* [Lines of data]

┄┄┄┄┄┄┄┄┄┄

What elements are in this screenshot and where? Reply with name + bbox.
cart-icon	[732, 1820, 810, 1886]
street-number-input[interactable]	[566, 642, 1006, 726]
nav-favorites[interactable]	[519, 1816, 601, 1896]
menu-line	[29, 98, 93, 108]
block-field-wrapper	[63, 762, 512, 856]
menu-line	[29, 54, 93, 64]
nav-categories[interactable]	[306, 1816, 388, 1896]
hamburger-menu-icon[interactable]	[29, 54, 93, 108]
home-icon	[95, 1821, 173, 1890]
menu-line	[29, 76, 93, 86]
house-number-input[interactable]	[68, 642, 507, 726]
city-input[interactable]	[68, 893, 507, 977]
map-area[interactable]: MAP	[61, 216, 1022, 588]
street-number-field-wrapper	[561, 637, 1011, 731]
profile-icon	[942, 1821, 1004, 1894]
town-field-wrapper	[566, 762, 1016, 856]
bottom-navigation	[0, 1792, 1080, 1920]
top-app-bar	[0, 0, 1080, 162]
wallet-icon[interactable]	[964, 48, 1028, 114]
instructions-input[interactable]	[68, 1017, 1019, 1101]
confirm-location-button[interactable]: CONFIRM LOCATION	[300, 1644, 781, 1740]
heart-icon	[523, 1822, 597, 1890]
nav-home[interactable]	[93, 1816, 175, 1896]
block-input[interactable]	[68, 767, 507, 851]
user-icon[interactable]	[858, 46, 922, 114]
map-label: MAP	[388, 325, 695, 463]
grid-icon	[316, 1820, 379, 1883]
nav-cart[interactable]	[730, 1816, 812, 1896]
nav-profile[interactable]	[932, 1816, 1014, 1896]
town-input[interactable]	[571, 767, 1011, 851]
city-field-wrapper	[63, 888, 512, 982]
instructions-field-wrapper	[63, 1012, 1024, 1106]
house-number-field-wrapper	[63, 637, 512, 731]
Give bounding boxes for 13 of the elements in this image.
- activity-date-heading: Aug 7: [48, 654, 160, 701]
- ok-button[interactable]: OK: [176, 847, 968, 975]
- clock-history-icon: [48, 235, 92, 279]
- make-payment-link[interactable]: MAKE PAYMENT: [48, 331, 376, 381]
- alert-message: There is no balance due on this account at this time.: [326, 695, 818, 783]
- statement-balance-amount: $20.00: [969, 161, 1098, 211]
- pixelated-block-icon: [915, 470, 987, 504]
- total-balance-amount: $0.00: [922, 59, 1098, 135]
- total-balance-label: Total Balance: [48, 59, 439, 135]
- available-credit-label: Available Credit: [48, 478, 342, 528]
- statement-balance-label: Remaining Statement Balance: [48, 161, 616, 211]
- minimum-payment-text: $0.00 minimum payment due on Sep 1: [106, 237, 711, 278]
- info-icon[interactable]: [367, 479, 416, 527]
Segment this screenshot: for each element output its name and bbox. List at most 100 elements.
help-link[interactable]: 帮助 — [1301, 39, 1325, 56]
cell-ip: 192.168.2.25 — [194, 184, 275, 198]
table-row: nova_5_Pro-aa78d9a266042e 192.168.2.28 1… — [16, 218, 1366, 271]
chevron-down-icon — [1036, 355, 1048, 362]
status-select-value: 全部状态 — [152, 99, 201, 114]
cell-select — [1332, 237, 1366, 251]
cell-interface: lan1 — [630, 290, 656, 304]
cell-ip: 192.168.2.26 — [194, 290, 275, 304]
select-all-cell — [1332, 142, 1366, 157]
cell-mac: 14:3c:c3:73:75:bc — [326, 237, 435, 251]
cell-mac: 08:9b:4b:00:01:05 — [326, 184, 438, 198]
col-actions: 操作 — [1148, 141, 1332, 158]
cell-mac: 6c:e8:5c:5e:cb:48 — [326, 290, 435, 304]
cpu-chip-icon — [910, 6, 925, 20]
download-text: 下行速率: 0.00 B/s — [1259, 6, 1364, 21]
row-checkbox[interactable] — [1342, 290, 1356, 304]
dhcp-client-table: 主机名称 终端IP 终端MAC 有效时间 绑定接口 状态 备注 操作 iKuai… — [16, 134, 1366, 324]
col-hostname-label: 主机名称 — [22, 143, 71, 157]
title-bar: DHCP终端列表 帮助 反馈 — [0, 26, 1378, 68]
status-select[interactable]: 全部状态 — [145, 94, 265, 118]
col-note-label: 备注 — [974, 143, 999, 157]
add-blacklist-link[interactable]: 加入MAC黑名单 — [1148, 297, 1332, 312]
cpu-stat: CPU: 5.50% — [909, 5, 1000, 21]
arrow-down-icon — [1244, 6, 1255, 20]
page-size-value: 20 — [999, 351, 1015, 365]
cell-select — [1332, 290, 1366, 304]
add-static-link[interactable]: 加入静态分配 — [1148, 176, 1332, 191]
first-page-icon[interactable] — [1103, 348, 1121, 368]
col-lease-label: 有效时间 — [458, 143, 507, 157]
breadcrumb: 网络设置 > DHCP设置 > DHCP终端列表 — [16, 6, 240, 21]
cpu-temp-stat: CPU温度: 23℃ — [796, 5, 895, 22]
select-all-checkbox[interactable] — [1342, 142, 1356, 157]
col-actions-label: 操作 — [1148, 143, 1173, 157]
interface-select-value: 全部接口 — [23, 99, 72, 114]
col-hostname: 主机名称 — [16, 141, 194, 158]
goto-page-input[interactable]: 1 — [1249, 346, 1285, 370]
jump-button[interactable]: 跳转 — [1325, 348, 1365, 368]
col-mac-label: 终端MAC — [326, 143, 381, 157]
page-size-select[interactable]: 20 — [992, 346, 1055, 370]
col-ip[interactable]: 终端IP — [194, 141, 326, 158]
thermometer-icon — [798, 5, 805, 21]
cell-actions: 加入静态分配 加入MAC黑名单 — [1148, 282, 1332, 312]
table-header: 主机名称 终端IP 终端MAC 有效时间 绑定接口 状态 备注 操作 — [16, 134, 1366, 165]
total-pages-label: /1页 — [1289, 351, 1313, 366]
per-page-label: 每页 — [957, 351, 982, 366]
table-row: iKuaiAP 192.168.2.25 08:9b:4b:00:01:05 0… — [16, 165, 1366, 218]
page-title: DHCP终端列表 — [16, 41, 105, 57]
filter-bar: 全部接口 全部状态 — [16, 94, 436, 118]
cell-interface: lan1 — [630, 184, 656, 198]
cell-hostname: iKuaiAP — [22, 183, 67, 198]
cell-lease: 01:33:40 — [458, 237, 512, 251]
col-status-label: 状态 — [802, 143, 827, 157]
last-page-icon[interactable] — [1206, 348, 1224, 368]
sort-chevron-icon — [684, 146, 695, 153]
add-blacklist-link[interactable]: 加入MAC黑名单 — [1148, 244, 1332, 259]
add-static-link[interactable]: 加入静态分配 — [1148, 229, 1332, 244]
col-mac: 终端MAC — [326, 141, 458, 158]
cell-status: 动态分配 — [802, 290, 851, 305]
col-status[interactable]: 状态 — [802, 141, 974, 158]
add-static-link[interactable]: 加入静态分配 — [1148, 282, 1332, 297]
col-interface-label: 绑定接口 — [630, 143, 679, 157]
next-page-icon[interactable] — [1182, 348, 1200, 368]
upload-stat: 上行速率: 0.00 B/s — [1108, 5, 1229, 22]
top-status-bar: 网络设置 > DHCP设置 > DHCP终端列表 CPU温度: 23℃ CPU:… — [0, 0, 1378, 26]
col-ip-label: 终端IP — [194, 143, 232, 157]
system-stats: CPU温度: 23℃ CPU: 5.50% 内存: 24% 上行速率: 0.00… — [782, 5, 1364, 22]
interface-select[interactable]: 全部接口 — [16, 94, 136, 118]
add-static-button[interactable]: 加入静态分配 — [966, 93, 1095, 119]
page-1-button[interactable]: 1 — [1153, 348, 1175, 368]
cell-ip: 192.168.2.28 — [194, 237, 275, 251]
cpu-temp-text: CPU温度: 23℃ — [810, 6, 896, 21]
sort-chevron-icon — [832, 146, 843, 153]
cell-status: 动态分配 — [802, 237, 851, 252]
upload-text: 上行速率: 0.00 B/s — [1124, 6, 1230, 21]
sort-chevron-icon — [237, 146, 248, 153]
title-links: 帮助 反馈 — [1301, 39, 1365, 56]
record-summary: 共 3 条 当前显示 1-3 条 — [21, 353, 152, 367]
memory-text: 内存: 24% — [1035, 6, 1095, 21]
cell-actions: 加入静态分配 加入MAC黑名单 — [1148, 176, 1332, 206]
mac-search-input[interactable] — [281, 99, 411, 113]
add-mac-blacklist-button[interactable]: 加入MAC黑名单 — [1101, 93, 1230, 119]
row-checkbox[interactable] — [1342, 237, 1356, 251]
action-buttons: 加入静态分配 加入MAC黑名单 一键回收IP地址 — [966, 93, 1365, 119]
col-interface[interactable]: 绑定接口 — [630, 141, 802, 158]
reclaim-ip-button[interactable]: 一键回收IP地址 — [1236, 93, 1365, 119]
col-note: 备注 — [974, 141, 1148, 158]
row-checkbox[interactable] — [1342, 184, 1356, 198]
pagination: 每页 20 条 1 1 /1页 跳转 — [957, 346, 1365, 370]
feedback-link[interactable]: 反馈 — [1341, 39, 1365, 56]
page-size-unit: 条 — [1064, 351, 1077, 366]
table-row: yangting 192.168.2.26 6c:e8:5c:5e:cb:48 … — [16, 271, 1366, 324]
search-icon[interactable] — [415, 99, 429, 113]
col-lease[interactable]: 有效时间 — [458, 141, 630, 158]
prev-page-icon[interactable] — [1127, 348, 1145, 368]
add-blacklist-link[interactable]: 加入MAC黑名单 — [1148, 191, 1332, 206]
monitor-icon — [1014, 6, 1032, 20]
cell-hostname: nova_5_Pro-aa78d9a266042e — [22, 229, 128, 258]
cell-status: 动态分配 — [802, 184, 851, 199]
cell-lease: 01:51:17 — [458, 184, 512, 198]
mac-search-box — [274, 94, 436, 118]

┄┄┄┄┄┄┄┄┄┄

* [Given problem] Copy out the listing above again, starting with its first line and going on through the line that contains "54, 93, 108]".

* [Correct answer]
What elements are in this screenshot and where? Reply with name + bbox.
cart-icon	[732, 1820, 810, 1886]
street-number-input[interactable]	[566, 642, 1006, 726]
nav-favorites[interactable]	[519, 1816, 601, 1896]
menu-line	[29, 98, 93, 108]
block-field-wrapper	[63, 762, 512, 856]
menu-line	[29, 54, 93, 64]
nav-categories[interactable]	[306, 1816, 388, 1896]
hamburger-menu-icon[interactable]	[29, 54, 93, 108]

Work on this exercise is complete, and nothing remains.